Exercise details. Transcribe every line exactly. Leave the pictures behind.

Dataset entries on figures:
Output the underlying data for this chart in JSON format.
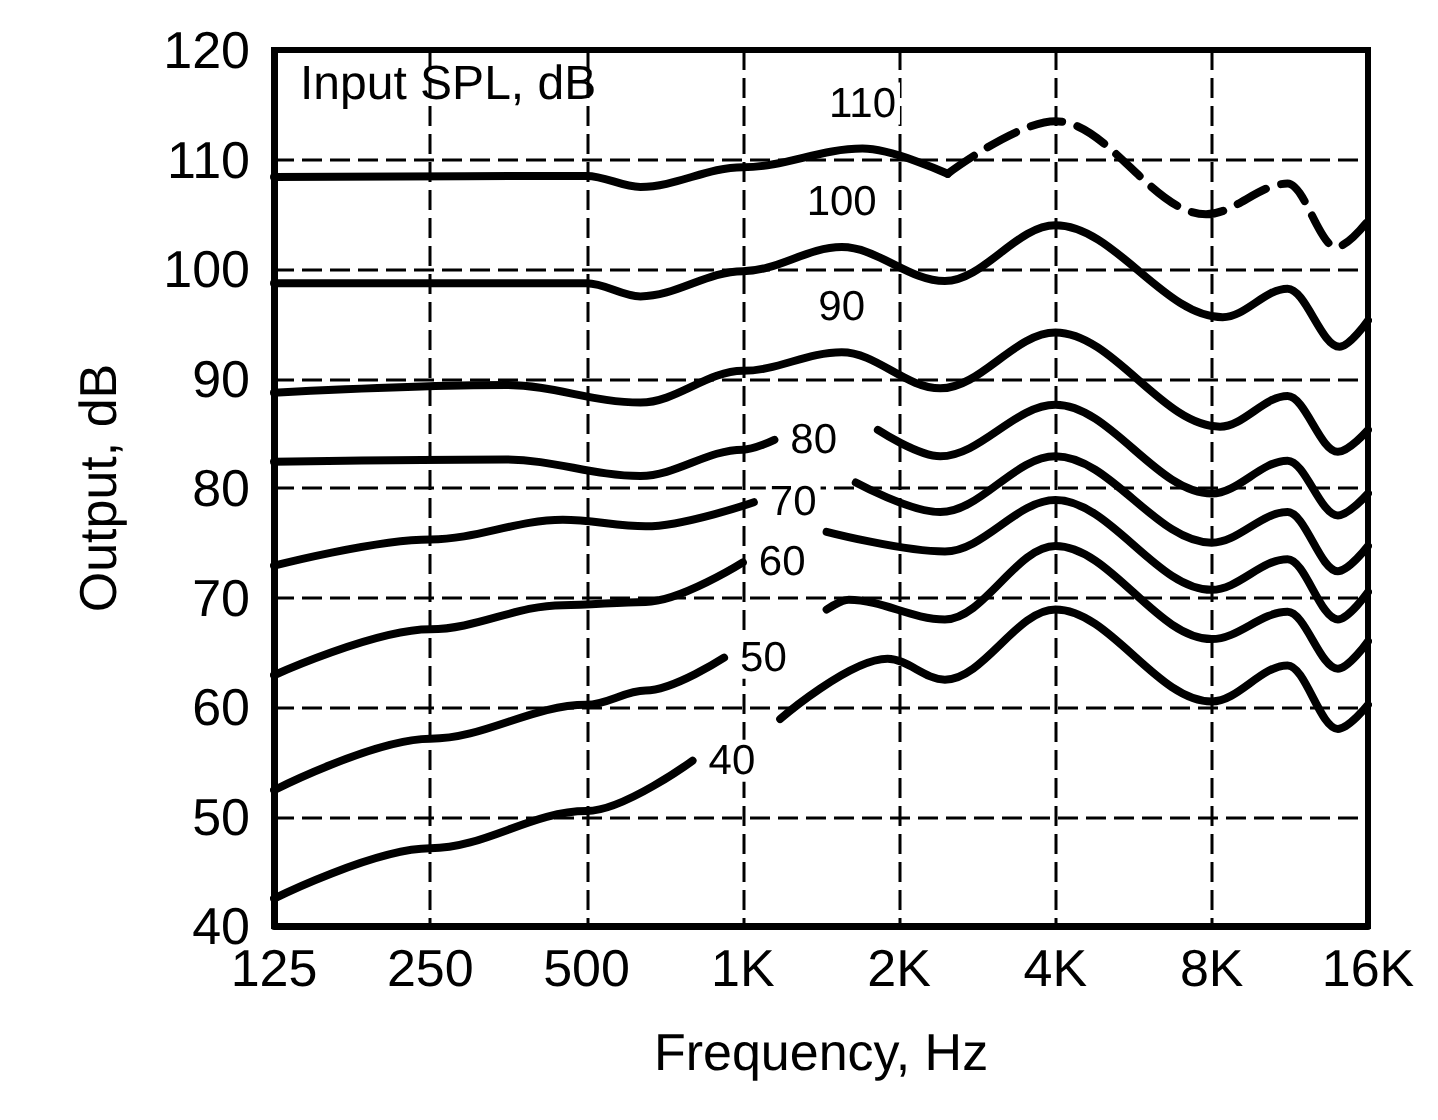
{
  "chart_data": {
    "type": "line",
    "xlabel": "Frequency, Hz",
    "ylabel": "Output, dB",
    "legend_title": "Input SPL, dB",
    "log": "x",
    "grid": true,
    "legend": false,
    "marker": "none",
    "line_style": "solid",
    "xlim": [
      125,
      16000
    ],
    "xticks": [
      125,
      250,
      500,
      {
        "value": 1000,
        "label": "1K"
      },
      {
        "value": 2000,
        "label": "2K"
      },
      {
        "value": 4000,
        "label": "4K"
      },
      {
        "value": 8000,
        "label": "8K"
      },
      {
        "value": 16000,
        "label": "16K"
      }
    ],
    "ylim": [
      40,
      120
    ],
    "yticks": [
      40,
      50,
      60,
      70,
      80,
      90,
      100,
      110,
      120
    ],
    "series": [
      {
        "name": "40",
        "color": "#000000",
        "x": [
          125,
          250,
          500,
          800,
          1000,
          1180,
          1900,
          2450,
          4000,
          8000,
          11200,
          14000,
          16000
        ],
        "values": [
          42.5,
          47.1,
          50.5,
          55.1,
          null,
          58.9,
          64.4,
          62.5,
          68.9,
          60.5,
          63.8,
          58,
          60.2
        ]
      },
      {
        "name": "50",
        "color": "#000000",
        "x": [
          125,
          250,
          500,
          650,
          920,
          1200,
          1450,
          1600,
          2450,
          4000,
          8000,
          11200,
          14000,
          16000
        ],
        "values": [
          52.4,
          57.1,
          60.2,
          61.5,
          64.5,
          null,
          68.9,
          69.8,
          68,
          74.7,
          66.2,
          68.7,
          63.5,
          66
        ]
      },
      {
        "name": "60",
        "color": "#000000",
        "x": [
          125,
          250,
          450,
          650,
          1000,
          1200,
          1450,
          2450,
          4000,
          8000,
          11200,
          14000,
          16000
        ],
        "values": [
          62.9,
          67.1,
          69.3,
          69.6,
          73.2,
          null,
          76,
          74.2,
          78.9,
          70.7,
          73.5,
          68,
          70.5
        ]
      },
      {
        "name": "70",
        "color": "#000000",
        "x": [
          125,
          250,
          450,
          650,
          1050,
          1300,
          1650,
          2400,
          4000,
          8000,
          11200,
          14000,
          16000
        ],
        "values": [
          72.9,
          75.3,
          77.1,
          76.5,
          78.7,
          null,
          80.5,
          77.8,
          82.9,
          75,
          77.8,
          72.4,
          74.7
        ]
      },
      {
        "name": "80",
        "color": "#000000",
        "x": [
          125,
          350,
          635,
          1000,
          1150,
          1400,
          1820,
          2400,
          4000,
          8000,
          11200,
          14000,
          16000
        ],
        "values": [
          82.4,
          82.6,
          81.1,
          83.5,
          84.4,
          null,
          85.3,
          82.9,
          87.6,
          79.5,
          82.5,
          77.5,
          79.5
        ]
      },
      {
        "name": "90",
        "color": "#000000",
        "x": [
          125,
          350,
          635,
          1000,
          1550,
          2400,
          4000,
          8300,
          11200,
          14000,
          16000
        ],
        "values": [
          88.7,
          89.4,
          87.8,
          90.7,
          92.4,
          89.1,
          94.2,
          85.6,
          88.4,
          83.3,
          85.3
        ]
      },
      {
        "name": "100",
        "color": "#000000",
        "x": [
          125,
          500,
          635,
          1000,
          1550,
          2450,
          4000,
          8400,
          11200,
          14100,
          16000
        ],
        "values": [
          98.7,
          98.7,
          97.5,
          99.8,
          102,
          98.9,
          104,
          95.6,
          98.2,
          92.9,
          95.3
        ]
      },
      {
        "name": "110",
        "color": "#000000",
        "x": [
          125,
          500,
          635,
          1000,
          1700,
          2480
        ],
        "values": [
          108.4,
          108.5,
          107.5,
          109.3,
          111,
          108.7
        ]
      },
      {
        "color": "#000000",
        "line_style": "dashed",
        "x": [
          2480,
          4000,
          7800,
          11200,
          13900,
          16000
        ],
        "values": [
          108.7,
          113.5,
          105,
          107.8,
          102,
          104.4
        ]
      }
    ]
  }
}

Result of this exercise.
Output the underlying data for this chart in JSON format.
{
  "chart_data": {
    "type": "line",
    "xlabel": "Frequency, Hz",
    "ylabel": "Output, dB",
    "legend_title": "Input SPL, dB",
    "log": "x",
    "grid": true,
    "legend": false,
    "marker": "none",
    "line_style": "solid",
    "xlim": [
      125,
      16000
    ],
    "xticks": [
      125,
      250,
      500,
      {
        "value": 1000,
        "label": "1K"
      },
      {
        "value": 2000,
        "label": "2K"
      },
      {
        "value": 4000,
        "label": "4K"
      },
      {
        "value": 8000,
        "label": "8K"
      },
      {
        "value": 16000,
        "label": "16K"
      }
    ],
    "ylim": [
      40,
      120
    ],
    "yticks": [
      40,
      50,
      60,
      70,
      80,
      90,
      100,
      110,
      120
    ],
    "series": [
      {
        "name": "40",
        "color": "#000000",
        "x": [
          125,
          250,
          500,
          800,
          1000,
          1180,
          1900,
          2450,
          4000,
          8000,
          11200,
          14000,
          16000
        ],
        "values": [
          42.5,
          47.1,
          50.5,
          55.1,
          null,
          58.9,
          64.4,
          62.5,
          68.9,
          60.5,
          63.8,
          58,
          60.2
        ]
      },
      {
        "name": "50",
        "color": "#000000",
        "x": [
          125,
          250,
          500,
          650,
          920,
          1200,
          1450,
          1600,
          2450,
          4000,
          8000,
          11200,
          14000,
          16000
        ],
        "values": [
          52.4,
          57.1,
          60.2,
          61.5,
          64.5,
          null,
          68.9,
          69.8,
          68,
          74.7,
          66.2,
          68.7,
          63.5,
          66
        ]
      },
      {
        "name": "60",
        "color": "#000000",
        "x": [
          125,
          250,
          450,
          650,
          1000,
          1200,
          1450,
          2450,
          4000,
          8000,
          11200,
          14000,
          16000
        ],
        "values": [
          62.9,
          67.1,
          69.3,
          69.6,
          73.2,
          null,
          76,
          74.2,
          78.9,
          70.7,
          73.5,
          68,
          70.5
        ]
      },
      {
        "name": "70",
        "color": "#000000",
        "x": [
          125,
          250,
          450,
          650,
          1050,
          1300,
          1650,
          2400,
          4000,
          8000,
          11200,
          14000,
          16000
        ],
        "values": [
          72.9,
          75.3,
          77.1,
          76.5,
          78.7,
          null,
          80.5,
          77.8,
          82.9,
          75,
          77.8,
          72.4,
          74.7
        ]
      },
      {
        "name": "80",
        "color": "#000000",
        "x": [
          125,
          350,
          635,
          1000,
          1150,
          1400,
          1820,
          2400,
          4000,
          8000,
          11200,
          14000,
          16000
        ],
        "values": [
          82.4,
          82.6,
          81.1,
          83.5,
          84.4,
          null,
          85.3,
          82.9,
          87.6,
          79.5,
          82.5,
          77.5,
          79.5
        ]
      },
      {
        "name": "90",
        "color": "#000000",
        "x": [
          125,
          350,
          635,
          1000,
          1550,
          2400,
          4000,
          8300,
          11200,
          14000,
          16000
        ],
        "values": [
          88.7,
          89.4,
          87.8,
          90.7,
          92.4,
          89.1,
          94.2,
          85.6,
          88.4,
          83.3,
          85.3
        ]
      },
      {
        "name": "100",
        "color": "#000000",
        "x": [
          125,
          500,
          635,
          1000,
          1550,
          2450,
          4000,
          8400,
          11200,
          14100,
          16000
        ],
        "values": [
          98.7,
          98.7,
          97.5,
          99.8,
          102,
          98.9,
          104,
          95.6,
          98.2,
          92.9,
          95.3
        ]
      },
      {
        "name": "110",
        "color": "#000000",
        "x": [
          125,
          500,
          635,
          1000,
          1700,
          2480
        ],
        "values": [
          108.4,
          108.5,
          107.5,
          109.3,
          111,
          108.7
        ]
      },
      {
        "color": "#000000",
        "line_style": "dashed",
        "x": [
          2480,
          4000,
          7800,
          11200,
          13900,
          16000
        ],
        "values": [
          108.7,
          113.5,
          105,
          107.8,
          102,
          104.4
        ]
      }
    ]
  }
}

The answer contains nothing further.